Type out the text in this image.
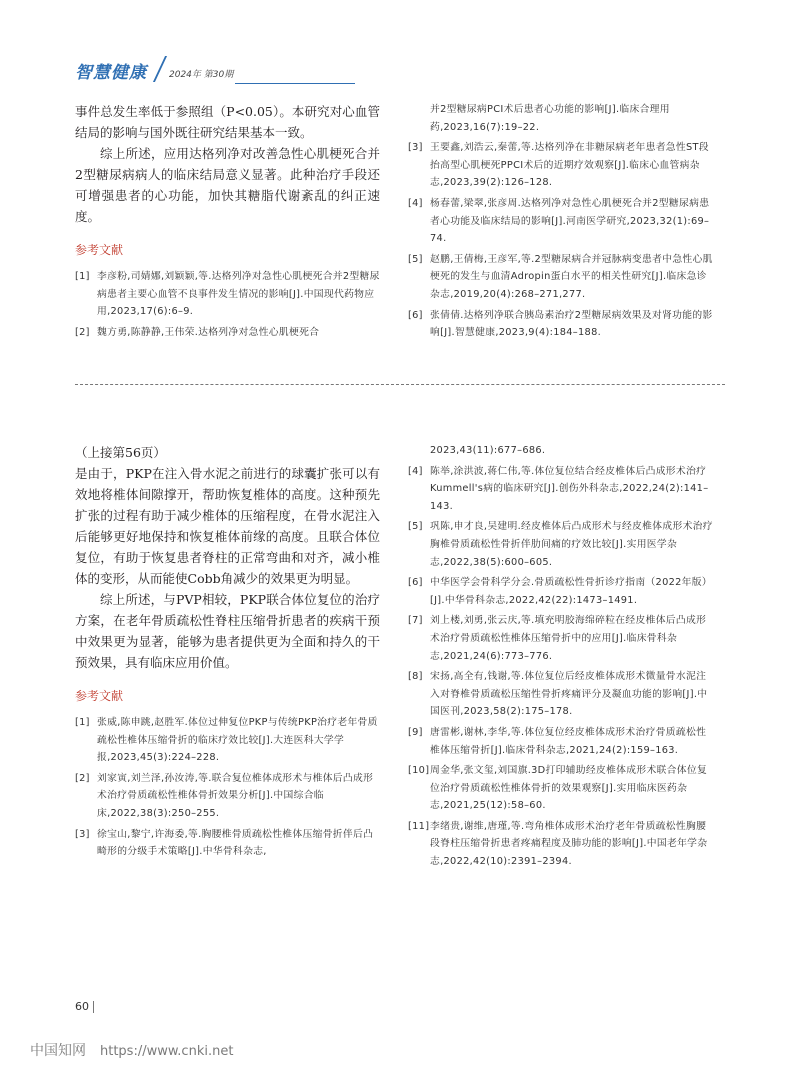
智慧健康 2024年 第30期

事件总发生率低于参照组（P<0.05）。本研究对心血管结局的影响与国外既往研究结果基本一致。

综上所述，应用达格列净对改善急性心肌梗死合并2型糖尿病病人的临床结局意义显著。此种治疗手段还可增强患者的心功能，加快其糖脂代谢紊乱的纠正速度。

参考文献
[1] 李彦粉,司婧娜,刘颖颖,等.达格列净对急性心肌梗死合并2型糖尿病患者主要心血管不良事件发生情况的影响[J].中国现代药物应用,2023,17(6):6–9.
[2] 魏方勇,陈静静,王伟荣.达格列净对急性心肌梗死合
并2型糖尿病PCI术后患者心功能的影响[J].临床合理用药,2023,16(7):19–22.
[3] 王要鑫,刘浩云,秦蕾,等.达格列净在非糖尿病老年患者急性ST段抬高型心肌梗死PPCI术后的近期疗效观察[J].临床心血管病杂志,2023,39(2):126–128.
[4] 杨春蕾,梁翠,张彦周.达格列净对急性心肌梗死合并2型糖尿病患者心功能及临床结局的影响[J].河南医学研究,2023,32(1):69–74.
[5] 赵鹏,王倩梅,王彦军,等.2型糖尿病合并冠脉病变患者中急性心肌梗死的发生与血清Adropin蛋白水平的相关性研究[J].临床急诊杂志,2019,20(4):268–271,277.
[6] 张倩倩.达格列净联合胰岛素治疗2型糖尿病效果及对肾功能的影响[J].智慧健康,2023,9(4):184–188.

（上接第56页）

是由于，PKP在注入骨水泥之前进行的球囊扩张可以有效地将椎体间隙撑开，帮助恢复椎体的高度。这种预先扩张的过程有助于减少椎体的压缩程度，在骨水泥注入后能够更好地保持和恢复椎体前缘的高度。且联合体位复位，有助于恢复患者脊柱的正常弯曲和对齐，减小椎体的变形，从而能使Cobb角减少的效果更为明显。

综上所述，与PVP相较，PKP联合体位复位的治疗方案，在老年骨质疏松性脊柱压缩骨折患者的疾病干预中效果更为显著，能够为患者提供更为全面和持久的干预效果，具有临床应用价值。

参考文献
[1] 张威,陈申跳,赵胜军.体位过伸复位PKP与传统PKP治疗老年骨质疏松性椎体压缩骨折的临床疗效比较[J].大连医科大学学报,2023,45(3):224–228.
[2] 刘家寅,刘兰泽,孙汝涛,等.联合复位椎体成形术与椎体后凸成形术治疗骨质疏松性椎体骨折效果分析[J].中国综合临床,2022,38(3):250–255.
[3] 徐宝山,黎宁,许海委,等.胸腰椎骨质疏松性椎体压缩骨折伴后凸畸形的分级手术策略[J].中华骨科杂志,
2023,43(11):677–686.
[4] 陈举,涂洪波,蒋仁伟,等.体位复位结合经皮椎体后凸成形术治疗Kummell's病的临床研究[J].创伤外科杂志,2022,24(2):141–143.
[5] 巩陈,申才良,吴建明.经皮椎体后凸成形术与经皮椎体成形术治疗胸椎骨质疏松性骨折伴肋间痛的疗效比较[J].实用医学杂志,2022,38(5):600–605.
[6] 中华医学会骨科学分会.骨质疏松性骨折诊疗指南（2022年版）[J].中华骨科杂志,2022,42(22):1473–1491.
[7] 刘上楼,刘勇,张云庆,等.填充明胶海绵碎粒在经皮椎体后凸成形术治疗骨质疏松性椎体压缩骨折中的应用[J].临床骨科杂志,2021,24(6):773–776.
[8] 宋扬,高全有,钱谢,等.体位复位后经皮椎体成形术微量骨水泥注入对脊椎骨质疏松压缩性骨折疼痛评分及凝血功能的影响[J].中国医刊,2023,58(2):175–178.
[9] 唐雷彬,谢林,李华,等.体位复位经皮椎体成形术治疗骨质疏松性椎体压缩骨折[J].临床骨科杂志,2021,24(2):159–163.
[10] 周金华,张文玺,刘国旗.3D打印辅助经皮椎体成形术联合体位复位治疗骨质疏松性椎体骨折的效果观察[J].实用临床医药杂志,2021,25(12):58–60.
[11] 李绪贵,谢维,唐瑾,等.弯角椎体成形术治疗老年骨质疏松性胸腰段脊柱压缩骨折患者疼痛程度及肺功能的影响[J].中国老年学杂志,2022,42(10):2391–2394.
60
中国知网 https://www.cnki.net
-*-*-
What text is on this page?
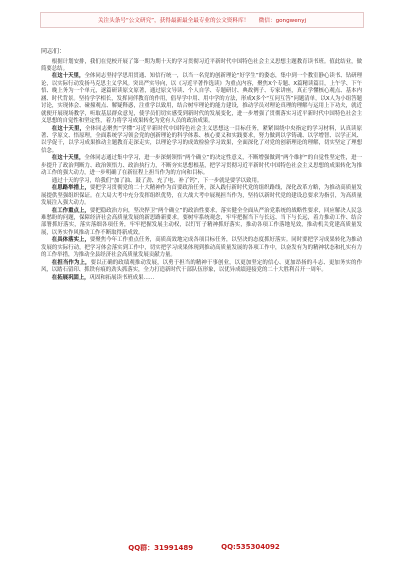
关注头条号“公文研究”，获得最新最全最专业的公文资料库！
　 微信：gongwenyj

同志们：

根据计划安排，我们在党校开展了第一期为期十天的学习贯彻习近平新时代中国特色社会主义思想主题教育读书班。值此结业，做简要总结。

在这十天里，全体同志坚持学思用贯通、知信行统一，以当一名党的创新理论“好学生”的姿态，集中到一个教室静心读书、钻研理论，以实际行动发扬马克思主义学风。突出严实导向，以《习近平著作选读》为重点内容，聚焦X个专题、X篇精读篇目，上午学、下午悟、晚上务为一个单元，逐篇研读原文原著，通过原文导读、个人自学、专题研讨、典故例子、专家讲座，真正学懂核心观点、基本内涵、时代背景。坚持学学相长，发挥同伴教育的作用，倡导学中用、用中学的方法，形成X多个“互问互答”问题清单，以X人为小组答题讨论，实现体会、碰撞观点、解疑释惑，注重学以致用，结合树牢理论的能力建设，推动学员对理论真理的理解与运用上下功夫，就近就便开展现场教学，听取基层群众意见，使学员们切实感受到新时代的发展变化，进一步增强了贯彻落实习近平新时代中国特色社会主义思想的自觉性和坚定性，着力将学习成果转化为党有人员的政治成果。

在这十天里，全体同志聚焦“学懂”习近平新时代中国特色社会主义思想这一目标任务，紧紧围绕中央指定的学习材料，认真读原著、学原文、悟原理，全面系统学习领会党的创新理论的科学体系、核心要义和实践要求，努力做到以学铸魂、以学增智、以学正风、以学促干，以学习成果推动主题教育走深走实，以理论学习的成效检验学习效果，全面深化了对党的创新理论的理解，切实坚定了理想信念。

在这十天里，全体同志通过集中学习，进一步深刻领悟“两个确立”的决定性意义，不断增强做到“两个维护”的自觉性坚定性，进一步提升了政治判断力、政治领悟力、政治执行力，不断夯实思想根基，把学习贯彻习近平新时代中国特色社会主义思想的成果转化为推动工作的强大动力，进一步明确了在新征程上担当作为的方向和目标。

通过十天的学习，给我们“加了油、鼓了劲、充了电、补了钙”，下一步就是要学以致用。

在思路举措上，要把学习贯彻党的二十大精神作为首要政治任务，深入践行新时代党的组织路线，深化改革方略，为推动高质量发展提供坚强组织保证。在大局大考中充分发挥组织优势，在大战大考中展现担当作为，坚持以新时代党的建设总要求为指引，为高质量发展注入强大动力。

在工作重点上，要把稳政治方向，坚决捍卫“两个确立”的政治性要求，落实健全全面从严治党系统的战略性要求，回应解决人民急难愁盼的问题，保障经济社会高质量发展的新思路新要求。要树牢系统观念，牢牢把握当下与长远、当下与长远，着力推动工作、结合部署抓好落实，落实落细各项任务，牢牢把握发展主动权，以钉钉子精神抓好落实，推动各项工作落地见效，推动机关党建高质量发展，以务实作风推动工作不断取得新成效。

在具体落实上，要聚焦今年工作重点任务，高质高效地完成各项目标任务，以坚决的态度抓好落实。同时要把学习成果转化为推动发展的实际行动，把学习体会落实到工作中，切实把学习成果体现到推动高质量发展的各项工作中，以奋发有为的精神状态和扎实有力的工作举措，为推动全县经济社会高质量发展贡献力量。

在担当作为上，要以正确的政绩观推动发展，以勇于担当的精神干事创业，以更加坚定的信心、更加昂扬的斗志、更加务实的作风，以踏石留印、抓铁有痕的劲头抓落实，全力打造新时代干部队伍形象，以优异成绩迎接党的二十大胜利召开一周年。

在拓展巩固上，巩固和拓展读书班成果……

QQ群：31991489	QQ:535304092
-*-*-
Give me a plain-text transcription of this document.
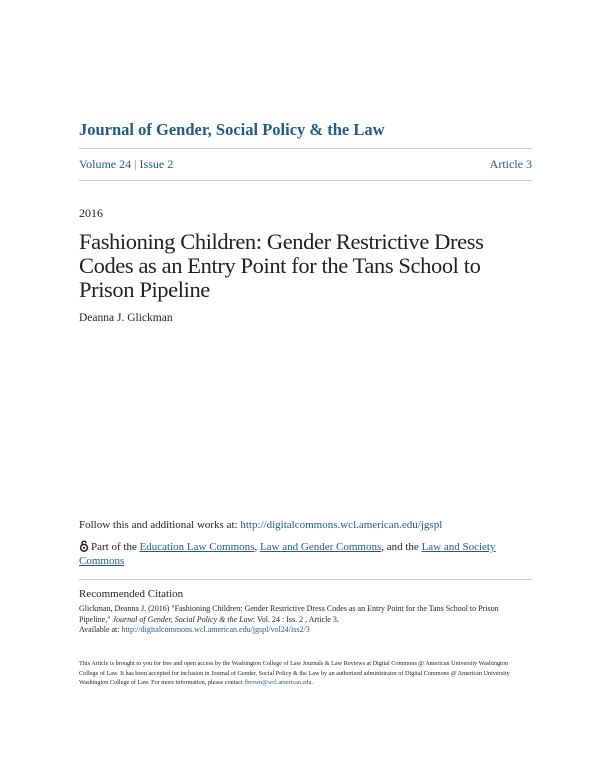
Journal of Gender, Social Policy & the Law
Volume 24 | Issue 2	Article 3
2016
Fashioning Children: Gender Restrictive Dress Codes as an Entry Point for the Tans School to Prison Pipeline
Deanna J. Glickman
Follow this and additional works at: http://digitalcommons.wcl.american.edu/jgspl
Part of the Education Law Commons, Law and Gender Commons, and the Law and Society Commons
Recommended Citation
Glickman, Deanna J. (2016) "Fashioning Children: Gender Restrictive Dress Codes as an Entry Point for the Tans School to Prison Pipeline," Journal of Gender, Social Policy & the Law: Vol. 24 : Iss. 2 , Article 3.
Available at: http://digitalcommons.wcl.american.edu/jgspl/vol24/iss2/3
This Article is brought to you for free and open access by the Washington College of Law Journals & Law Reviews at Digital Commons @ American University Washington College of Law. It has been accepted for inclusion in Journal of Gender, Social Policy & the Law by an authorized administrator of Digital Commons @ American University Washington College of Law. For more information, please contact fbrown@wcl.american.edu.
-*-*-
(Your instructions): Which lines of the material contain the string "临床骨科杂志"? List each of them.

(Solution to this task):
[7] 刘上楼,刘勇,张云庆,等.填充明胶海绵碎粒在经皮椎体后凸成形术治疗骨质疏松性椎体压缩骨折中的应用[J].临床骨科杂志,2021,24(6):773–776.
[9] 唐雷彬,谢林,李华,等.体位复位经皮椎体成形术治疗骨质疏松性椎体压缩骨折[J].临床骨科杂志,2021,24(2):159–163.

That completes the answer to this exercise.